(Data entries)
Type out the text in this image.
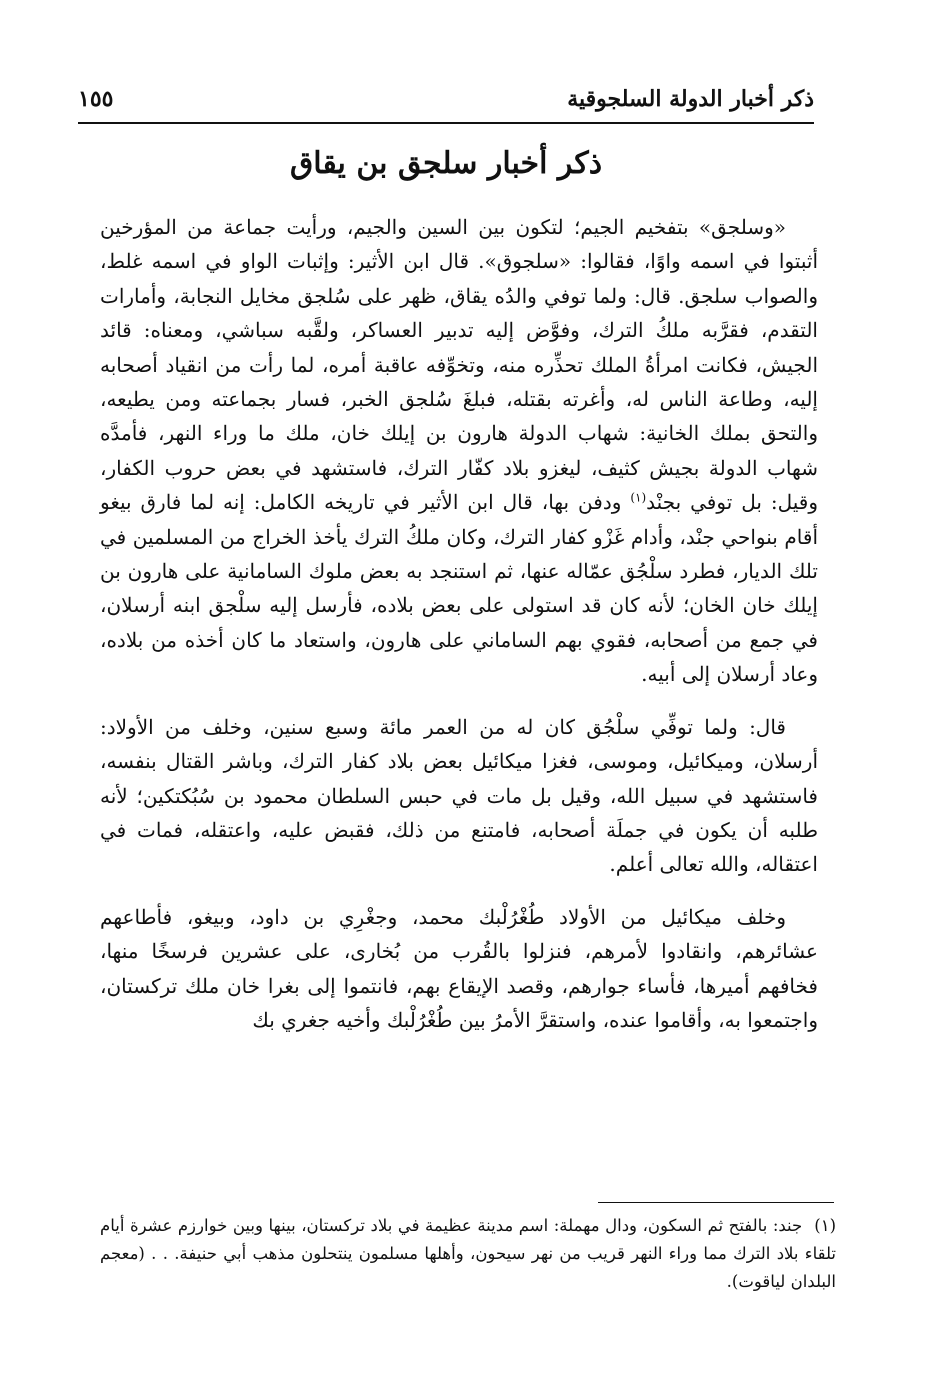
ذكر أخبار الدولة السلجوقية
١٥٥
ذكر أخبار سلجق بن يقاق

«وسلجق» بتفخيم الجيم؛ لتكون بين السين والجيم، ورأيت جماعة من المؤرخين أثبتوا في اسمه واوًا، فقالوا: «سلجوق». قال ابن الأثير: وإثبات الواو في اسمه غلط، والصواب سلجق. قال: ولما توفي والدُه يقاق، ظهر على سُلجق مخايل النجابة، وأمارات التقدم، فقرَّبه ملكُ الترك، وفوَّض إليه تدبير العساكر، ولقَّبه سباشي، ومعناه: قائد الجيش، فكانت امرأةُ الملك تحذِّره منه، وتخوِّفه عاقبة أمره، لما رأت من انقياد أصحابه إليه، وطاعة الناس له، وأغرته بقتله، فبلغَ سُلجق الخبر، فسار بجماعته ومن يطيعه، والتحق بملك الخانية: شهاب الدولة هارون بن إيلك خان، ملك ما وراء النهر، فأمدَّه شهاب الدولة بجيش كثيف، ليغزو بلاد كفّار الترك، فاستشهد في بعض حروب الكفار، وقيل: بل توفي بجنْد$^{(١)}$ ودفن بها، قال ابن الأثير في تاريخه الكامل: إنه لما فارق بيغو أقام بنواحي جنْد، وأدام غَزْو كفار الترك، وكان ملكُ الترك يأخذ الخراج من المسلمين في تلك الديار، فطرد سلْجُق عمّاله عنها، ثم استنجد به بعض ملوك السامانية على هارون بن إيلك خان الخان؛ لأنه كان قد استولى على بعض بلاده، فأرسل إليه سلْجق ابنه أرسلان، في جمع من أصحابه، فقوي بهم الساماني على هارون، واستعاد ما كان أخذه من بلاده، وعاد أرسلان إلى أبيه.

قال: ولما توفِّي سلْجُق كان له من العمر مائة وسبع سنين، وخلف من الأولاد: أرسلان، وميكائيل، وموسى، فغزا ميكائيل بعض بلاد كفار الترك، وباشر القتال بنفسه، فاستشهد في سبيل الله، وقيل بل مات في حبس السلطان محمود بن سُبُكتكين؛ لأنه طلبه أن يكون في جملَة أصحابه، فامتنع من ذلك، فقبض عليه، واعتقله، فمات في اعتقاله، والله تعالى أعلم.

وخلف ميكائيل من الأولاد طُغْرُلْبك محمد، وجغْرِي بن داود، وبيغو، فأطاعهم عشائرهم، وانقادوا لأمرهم، فنزلوا بالقُرب من بُخارى، على عشرين فرسخًا منها، فخافهم أميرها، فأساء جوارهم، وقصد الإيقاع بهم، فانتموا إلى بغرا خان ملك تركستان، واجتمعوا به، وأقاموا عنده، واستقرَّ الأمرُ بين طُغْرُلْبك وأخيه جغري بك

(١)جند: بالفتح ثم السكون، ودال مهملة: اسم مدينة عظيمة في بلاد تركستان، بينها وبين خوارزم عشرة أيام تلقاء بلاد الترك مما وراء النهر قريب من نهر سيحون، وأهلها مسلمون ينتحلون مذهب أبي حنيفة. . . (معجم البلدان لياقوت).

**YOUR OBJECTIVE:** Look through the lines above and collect those with the word "الترك".

**EXERCISE ANSWER:**
«وسلجق» بتفخيم الجيم؛ لتكون بين السين والجيم، ورأيت جماعة من المؤرخين أثبتوا في اسمه واوًا، فقالوا: «سلجوق». قال ابن الأثير: وإثبات الواو في اسمه غلط، والصواب سلجق. قال: ولما توفي والدُه يقاق، ظهر على سُلجق مخايل النجابة، وأمارات التقدم، فقرَّبه ملكُ الترك، وفوَّض إليه تدبير العساكر، ولقَّبه سباشي، ومعناه: قائد الجيش، فكانت امرأةُ الملك تحذِّره منه، وتخوِّفه عاقبة أمره، لما رأت من انقياد أصحابه إليه، وطاعة الناس له، وأغرته بقتله، فبلغَ سُلجق الخبر، فسار بجماعته ومن يطيعه، والتحق بملك الخانية: شهاب الدولة هارون بن إيلك خان، ملك ما وراء النهر، فأمدَّه شهاب الدولة بجيش كثيف، ليغزو بلاد كفّار الترك، فاستشهد في بعض حروب الكفار، وقيل: بل توفي بجنْد$^{(١)}$ ودفن بها، قال ابن الأثير في تاريخه الكامل: إنه لما فارق بيغو أقام بنواحي جنْد، وأدام غَزْو كفار الترك، وكان ملكُ الترك يأخذ الخراج من المسلمين في تلك الديار، فطرد سلْجُق عمّاله عنها، ثم استنجد به بعض ملوك السامانية على هارون بن إيلك خان الخان؛ لأنه كان قد استولى على بعض بلاده، فأرسل إليه سلْجق ابنه أرسلان، في جمع من أصحابه، فقوي بهم الساماني على هارون، واستعاد ما كان أخذه من بلاده، وعاد أرسلان إلى أبيه.
قال: ولما توفِّي سلْجُق كان له من العمر مائة وسبع سنين، وخلف من الأولاد: أرسلان، وميكائيل، وموسى، فغزا ميكائيل بعض بلاد كفار الترك، وباشر القتال بنفسه، فاستشهد في سبيل الله، وقيل بل مات في حبس السلطان محمود بن سُبُكتكين؛ لأنه طلبه أن يكون في جملَة أصحابه، فامتنع من ذلك، فقبض عليه، واعتقله، فمات في اعتقاله، والله تعالى أعلم.
(١)جند: بالفتح ثم السكون، ودال مهملة: اسم مدينة عظيمة في بلاد تركستان، بينها وبين خوارزم عشرة أيام تلقاء بلاد الترك مما وراء النهر قريب من نهر سيحون، وأهلها مسلمون ينتحلون مذهب أبي حنيفة. . . (معجم البلدان لياقوت).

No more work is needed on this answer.